#### Material for the task

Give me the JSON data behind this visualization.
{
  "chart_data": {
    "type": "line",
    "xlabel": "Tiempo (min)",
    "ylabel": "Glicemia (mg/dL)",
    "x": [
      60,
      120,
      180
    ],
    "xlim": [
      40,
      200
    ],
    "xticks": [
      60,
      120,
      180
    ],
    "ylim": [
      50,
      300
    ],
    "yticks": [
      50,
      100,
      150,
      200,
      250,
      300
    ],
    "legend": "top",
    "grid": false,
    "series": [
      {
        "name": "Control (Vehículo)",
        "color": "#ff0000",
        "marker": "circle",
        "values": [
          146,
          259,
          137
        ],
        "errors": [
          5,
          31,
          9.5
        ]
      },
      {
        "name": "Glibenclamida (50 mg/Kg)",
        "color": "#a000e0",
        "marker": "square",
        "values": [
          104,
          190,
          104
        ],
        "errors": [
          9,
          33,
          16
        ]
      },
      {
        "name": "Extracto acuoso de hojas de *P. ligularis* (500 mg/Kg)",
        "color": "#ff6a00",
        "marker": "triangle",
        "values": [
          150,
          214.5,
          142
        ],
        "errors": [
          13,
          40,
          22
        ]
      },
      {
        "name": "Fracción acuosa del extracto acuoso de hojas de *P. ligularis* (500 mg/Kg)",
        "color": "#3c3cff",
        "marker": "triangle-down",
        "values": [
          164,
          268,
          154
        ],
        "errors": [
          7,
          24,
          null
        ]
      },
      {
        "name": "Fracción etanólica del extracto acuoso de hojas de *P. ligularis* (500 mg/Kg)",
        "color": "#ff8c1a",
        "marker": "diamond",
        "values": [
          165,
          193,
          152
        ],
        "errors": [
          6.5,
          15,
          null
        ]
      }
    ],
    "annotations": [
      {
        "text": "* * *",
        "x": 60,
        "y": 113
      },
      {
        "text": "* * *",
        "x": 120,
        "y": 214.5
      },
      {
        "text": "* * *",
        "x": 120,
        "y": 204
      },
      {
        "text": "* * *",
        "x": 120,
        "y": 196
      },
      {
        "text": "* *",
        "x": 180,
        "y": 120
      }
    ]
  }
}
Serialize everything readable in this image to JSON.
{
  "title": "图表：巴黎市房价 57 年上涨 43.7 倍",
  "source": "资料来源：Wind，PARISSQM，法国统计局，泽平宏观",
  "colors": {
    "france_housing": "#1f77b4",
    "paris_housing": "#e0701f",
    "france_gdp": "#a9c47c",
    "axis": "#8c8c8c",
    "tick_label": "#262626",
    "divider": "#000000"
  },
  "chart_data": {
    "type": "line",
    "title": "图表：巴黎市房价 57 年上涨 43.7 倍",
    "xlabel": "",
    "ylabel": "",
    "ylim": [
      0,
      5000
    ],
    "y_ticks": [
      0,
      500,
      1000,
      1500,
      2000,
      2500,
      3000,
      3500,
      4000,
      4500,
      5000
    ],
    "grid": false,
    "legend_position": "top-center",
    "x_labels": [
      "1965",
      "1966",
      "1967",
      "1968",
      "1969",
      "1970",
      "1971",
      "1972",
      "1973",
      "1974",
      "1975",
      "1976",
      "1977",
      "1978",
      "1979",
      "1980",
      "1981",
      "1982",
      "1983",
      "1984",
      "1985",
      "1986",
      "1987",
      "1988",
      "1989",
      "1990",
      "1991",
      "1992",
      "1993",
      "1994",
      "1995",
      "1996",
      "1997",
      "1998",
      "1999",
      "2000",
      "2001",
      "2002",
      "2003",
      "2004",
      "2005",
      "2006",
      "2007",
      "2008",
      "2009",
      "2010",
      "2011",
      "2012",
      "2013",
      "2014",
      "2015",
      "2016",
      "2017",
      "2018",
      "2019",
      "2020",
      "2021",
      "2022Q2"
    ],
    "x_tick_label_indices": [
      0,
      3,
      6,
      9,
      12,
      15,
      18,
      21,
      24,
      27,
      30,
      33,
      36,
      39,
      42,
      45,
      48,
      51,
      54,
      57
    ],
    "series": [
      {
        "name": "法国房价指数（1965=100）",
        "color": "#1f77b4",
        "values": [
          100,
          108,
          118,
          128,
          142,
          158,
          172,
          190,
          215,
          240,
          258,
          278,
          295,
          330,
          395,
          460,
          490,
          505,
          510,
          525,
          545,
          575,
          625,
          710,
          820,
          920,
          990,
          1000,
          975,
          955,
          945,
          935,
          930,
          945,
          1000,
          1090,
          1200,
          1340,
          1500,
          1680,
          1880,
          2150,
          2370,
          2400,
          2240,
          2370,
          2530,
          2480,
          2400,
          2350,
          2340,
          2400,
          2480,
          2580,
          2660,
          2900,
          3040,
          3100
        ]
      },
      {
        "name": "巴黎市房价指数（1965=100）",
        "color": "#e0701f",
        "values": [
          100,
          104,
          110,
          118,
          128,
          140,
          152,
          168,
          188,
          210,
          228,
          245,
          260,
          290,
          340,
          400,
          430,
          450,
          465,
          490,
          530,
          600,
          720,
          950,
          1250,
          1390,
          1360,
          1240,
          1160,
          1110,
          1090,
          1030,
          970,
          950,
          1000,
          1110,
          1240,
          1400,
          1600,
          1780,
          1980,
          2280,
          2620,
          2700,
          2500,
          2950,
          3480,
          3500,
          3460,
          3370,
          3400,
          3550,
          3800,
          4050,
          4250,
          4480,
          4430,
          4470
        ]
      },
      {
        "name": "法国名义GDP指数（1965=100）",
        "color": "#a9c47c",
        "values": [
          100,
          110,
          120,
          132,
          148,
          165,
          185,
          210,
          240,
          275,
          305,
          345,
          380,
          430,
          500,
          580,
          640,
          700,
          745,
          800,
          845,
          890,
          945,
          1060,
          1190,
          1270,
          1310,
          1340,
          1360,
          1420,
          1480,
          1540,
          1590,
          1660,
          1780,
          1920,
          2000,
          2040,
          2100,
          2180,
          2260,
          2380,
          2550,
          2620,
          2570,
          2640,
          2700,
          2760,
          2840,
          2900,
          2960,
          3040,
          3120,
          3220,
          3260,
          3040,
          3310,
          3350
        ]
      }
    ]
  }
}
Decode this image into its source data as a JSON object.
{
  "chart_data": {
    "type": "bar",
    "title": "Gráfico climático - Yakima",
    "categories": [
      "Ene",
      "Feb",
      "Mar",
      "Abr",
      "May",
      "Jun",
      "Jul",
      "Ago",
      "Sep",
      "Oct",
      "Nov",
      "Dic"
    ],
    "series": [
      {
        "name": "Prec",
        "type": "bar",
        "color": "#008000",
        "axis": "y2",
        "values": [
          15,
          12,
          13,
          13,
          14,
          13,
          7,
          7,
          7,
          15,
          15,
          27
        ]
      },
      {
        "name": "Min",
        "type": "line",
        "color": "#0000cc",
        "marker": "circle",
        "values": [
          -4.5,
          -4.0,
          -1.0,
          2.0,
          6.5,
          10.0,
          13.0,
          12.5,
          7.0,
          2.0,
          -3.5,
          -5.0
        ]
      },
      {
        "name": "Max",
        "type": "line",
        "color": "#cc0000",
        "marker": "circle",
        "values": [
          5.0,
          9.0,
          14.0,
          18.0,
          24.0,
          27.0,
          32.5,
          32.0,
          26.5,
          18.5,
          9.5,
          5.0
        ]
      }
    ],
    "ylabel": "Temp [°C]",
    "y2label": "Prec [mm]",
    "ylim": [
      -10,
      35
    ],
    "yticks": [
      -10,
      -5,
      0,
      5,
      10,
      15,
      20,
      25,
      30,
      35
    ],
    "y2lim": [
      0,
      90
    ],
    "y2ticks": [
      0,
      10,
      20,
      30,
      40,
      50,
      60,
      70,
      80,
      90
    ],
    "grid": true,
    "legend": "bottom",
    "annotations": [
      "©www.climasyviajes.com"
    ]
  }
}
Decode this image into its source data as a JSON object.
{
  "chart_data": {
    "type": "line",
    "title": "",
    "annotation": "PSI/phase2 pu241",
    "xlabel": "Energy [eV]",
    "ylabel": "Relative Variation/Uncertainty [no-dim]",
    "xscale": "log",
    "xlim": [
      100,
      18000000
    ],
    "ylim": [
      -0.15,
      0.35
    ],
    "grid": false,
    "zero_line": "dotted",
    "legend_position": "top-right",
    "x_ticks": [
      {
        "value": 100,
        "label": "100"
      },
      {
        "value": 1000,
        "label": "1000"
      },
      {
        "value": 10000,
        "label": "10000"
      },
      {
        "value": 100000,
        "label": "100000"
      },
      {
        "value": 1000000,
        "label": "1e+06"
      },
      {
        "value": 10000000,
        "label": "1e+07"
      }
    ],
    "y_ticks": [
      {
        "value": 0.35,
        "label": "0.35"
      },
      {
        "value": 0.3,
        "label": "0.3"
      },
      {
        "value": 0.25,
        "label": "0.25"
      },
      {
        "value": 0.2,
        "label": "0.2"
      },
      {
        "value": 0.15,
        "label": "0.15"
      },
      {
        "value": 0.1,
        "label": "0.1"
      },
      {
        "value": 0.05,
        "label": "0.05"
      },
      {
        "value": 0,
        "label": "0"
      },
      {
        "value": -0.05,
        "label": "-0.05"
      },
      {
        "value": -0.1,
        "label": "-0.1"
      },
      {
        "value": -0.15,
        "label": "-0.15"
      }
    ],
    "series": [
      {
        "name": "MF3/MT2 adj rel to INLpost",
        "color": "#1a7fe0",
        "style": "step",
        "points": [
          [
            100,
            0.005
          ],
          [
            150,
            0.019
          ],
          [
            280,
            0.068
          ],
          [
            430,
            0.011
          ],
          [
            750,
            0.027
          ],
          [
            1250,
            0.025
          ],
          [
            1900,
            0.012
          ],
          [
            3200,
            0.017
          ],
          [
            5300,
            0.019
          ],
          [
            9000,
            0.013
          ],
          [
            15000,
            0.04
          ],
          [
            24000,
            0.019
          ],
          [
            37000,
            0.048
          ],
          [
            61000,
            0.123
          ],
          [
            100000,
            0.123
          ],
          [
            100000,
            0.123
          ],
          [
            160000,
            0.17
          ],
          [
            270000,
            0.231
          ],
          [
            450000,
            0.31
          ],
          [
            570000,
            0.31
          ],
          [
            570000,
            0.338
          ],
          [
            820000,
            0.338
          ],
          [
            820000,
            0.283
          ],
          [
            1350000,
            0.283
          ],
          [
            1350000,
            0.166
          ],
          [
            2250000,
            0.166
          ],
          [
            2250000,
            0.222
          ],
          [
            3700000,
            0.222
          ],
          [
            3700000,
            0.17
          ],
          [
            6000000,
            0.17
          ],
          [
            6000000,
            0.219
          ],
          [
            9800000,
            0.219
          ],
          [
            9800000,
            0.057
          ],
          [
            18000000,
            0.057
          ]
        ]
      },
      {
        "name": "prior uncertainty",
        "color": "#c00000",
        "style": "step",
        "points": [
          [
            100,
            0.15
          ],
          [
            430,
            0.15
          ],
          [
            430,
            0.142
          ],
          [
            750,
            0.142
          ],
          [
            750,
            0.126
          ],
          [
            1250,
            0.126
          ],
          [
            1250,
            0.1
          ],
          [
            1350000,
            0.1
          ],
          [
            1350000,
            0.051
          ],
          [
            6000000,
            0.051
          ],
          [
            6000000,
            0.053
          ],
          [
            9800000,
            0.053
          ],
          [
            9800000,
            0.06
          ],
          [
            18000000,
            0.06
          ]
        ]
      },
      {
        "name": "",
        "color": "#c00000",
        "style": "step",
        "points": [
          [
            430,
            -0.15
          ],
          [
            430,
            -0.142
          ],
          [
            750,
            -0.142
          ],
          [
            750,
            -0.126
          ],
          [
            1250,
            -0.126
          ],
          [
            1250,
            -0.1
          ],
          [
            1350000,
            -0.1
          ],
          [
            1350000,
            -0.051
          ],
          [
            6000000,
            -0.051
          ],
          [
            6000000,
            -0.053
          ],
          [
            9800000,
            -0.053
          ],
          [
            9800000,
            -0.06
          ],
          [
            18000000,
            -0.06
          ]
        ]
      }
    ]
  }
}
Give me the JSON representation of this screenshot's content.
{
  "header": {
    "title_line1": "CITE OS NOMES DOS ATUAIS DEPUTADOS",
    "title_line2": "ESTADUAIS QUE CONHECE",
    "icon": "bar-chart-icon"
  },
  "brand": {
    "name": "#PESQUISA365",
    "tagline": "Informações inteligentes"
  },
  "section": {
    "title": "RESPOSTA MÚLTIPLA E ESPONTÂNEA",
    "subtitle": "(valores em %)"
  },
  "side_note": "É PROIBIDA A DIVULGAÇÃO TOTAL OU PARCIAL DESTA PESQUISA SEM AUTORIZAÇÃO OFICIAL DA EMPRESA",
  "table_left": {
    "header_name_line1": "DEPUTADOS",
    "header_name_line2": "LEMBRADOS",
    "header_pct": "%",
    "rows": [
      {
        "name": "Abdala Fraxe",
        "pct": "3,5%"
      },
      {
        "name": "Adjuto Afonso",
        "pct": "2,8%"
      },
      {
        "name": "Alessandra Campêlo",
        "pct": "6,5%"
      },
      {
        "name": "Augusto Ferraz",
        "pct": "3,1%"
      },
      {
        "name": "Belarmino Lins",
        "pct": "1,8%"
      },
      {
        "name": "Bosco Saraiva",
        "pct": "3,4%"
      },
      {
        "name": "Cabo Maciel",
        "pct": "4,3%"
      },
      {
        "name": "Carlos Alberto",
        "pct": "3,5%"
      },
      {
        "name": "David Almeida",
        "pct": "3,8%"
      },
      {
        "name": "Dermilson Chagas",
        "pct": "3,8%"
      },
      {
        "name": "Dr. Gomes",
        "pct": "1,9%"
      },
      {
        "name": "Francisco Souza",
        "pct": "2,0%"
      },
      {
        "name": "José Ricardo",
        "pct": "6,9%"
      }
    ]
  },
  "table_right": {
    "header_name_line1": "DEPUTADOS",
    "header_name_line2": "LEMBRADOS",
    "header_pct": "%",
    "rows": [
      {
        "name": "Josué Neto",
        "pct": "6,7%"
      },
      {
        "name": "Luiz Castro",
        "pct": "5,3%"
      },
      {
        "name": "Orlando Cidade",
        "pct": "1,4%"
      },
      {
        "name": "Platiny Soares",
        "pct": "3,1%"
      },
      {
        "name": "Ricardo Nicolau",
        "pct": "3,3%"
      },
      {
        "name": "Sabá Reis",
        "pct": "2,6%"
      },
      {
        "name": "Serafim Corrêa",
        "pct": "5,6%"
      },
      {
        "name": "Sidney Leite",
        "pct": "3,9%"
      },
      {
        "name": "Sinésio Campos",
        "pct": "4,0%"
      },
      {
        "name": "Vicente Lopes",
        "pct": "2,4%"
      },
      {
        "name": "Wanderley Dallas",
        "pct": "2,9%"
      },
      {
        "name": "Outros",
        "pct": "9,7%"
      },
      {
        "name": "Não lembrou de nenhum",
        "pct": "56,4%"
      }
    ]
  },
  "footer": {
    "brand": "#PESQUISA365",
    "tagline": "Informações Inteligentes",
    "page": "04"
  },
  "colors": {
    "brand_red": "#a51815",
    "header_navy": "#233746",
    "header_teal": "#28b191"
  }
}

########

Direction — Copy out every line with the word "xlabel".

Solution —
    "xlabel": "Tiempo (min)",
    "xlabel": "",
    "xlabel": "Energy [eV]",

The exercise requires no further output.